■ THE TASK: Quote every line below exactly and skip any picture.

— start DATA TO PROCESS —

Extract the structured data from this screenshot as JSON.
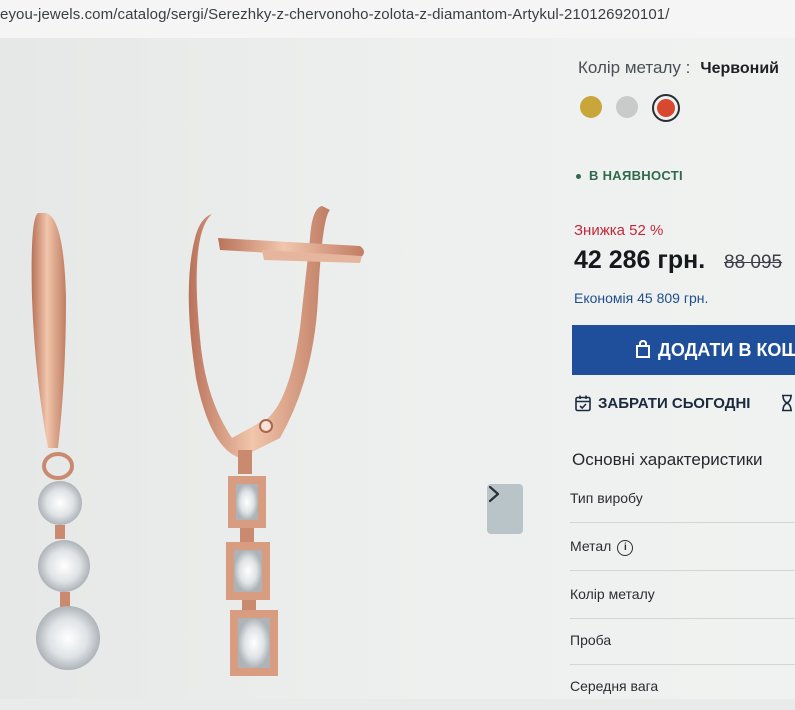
{
  "browser": {
    "url": "eyou-jewels.com/catalog/sergi/Serezhky-z-chervonoho-zolota-z-diamantom-Artykul-210126920101/"
  },
  "gallery": {
    "next_icon": "chevron-right-icon"
  },
  "product": {
    "metal_color_label": "Колір металу :",
    "metal_color_value": "Червоний",
    "swatches": [
      {
        "name": "gold",
        "color": "#c9a63a"
      },
      {
        "name": "silver",
        "color": "#c9cbcb"
      },
      {
        "name": "red",
        "color": "#d8482e",
        "selected": true
      }
    ],
    "stock_status": "В НАЯВНОСТІ",
    "discount": "Знижка 52 %",
    "price": "42 286 грн.",
    "old_price": "88 095",
    "saving": "Економія 45 809 грн.",
    "add_to_cart_label": "ДОДАТИ В КОШ",
    "pickup_today_label": "ЗАБРАТИ СЬОГОДНІ"
  },
  "specs": {
    "title": "Основні характеристики",
    "rows": [
      "Тип виробу",
      "Метал",
      "Колір металу",
      "Проба",
      "Середня вага"
    ]
  },
  "colors": {
    "accent": "#1f4f9a",
    "discount": "#c4283b",
    "in_stock": "#2f6a4c"
  }
}
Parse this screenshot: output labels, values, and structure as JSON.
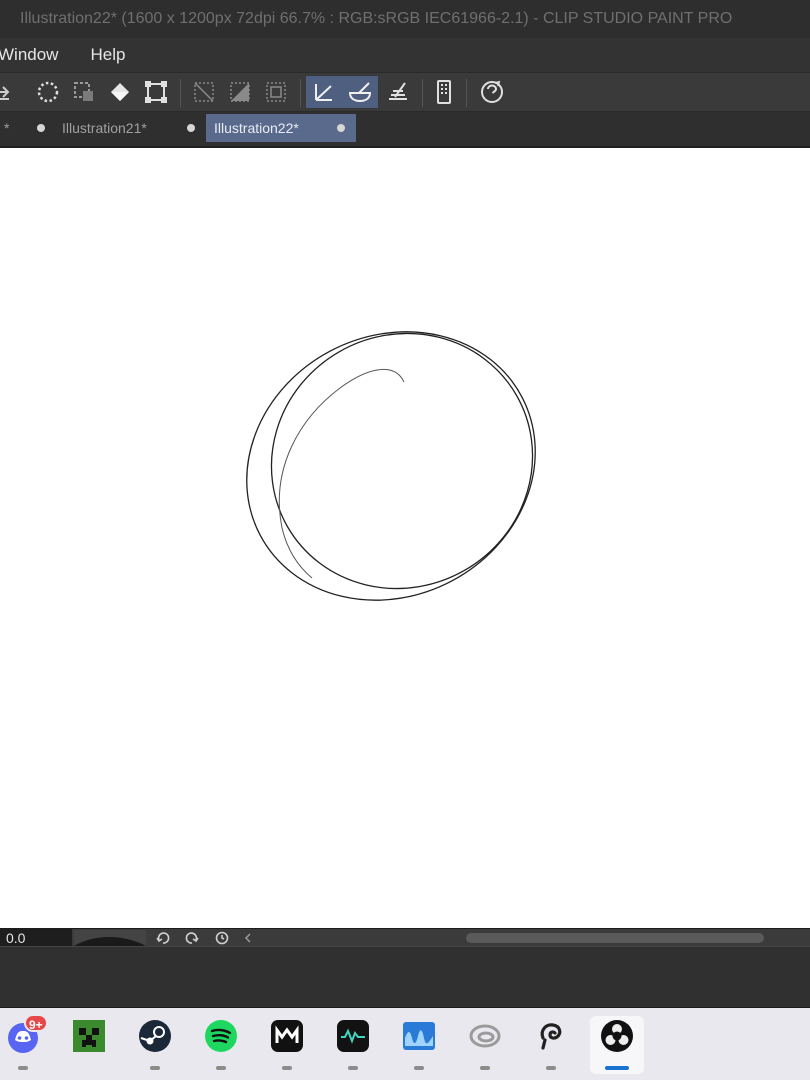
{
  "window": {
    "title": "Illustration22* (1600 x 1200px 72dpi 66.7% : RGB:sRGB IEC61966-2.1)  - CLIP STUDIO PAINT PRO"
  },
  "menu": {
    "items": [
      "Window",
      "Help"
    ]
  },
  "toolbar": {
    "icons": [
      "import-icon",
      "selection-marquee-icon",
      "selection-boundary-icon",
      "fill-icon",
      "transform-icon",
      "deselect-icon",
      "invert-selection-icon",
      "selection-border-icon",
      "snap-ruler-icon",
      "snap-special-ruler-icon",
      "snap-grid-icon",
      "device-settings-icon",
      "help-icon"
    ]
  },
  "tabs": [
    {
      "label": "*"
    },
    {
      "label": "Illustration21*"
    },
    {
      "label": "Illustration22*",
      "active": true
    }
  ],
  "navigator": {
    "zoom_value": "0.0"
  },
  "taskbar": {
    "apps": [
      {
        "name": "Discord",
        "badge": "9+"
      },
      {
        "name": "Minecraft"
      },
      {
        "name": "Steam"
      },
      {
        "name": "Spotify"
      },
      {
        "name": "Medibang"
      },
      {
        "name": "Vtube"
      },
      {
        "name": "Audacity"
      },
      {
        "name": "Link"
      },
      {
        "name": "Clip Studio"
      },
      {
        "name": "OBS",
        "active": true
      }
    ]
  },
  "colors": {
    "accent": "#5a6a8c",
    "taskbar_active": "#1a73d0",
    "badge": "#e84747"
  }
}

— end DATA TO PROCESS —

■ RESULT FOR THIS EXERCISE:
Extract the structured data from this screenshot as JSON.
{
  "browser": {
    "url": "eyou-jewels.com/catalog/sergi/Serezhky-z-chervonoho-zolota-z-diamantom-Artykul-210126920101/"
  },
  "gallery": {
    "next_icon": "chevron-right-icon"
  },
  "product": {
    "metal_color_label": "Колір металу :",
    "metal_color_value": "Червоний",
    "swatches": [
      {
        "name": "gold",
        "color": "#c9a63a"
      },
      {
        "name": "silver",
        "color": "#c9cbcb"
      },
      {
        "name": "red",
        "color": "#d8482e",
        "selected": true
      }
    ],
    "stock_status": "В НАЯВНОСТІ",
    "discount": "Знижка 52 %",
    "price": "42 286 грн.",
    "old_price": "88 095",
    "saving": "Економія 45 809 грн.",
    "add_to_cart_label": "ДОДАТИ В КОШ",
    "pickup_today_label": "ЗАБРАТИ СЬОГОДНІ"
  },
  "specs": {
    "title": "Основні характеристики",
    "rows": [
      "Тип виробу",
      "Метал",
      "Колір металу",
      "Проба",
      "Середня вага"
    ]
  },
  "colors": {
    "accent": "#1f4f9a",
    "discount": "#c4283b",
    "in_stock": "#2f6a4c"
  }
}
Parse this screenshot: output labels, values, and structure as JSON.
{
  "window": {
    "title": "Illustration22* (1600 x 1200px 72dpi 66.7% : RGB:sRGB IEC61966-2.1)  - CLIP STUDIO PAINT PRO"
  },
  "menu": {
    "items": [
      "Window",
      "Help"
    ]
  },
  "toolbar": {
    "icons": [
      "import-icon",
      "selection-marquee-icon",
      "selection-boundary-icon",
      "fill-icon",
      "transform-icon",
      "deselect-icon",
      "invert-selection-icon",
      "selection-border-icon",
      "snap-ruler-icon",
      "snap-special-ruler-icon",
      "snap-grid-icon",
      "device-settings-icon",
      "help-icon"
    ]
  },
  "tabs": [
    {
      "label": "*"
    },
    {
      "label": "Illustration21*"
    },
    {
      "label": "Illustration22*",
      "active": true
    }
  ],
  "navigator": {
    "zoom_value": "0.0"
  },
  "taskbar": {
    "apps": [
      {
        "name": "Discord",
        "badge": "9+"
      },
      {
        "name": "Minecraft"
      },
      {
        "name": "Steam"
      },
      {
        "name": "Spotify"
      },
      {
        "name": "Medibang"
      },
      {
        "name": "Vtube"
      },
      {
        "name": "Audacity"
      },
      {
        "name": "Link"
      },
      {
        "name": "Clip Studio"
      },
      {
        "name": "OBS",
        "active": true
      }
    ]
  },
  "colors": {
    "accent": "#5a6a8c",
    "taskbar_active": "#1a73d0",
    "badge": "#e84747"
  }
}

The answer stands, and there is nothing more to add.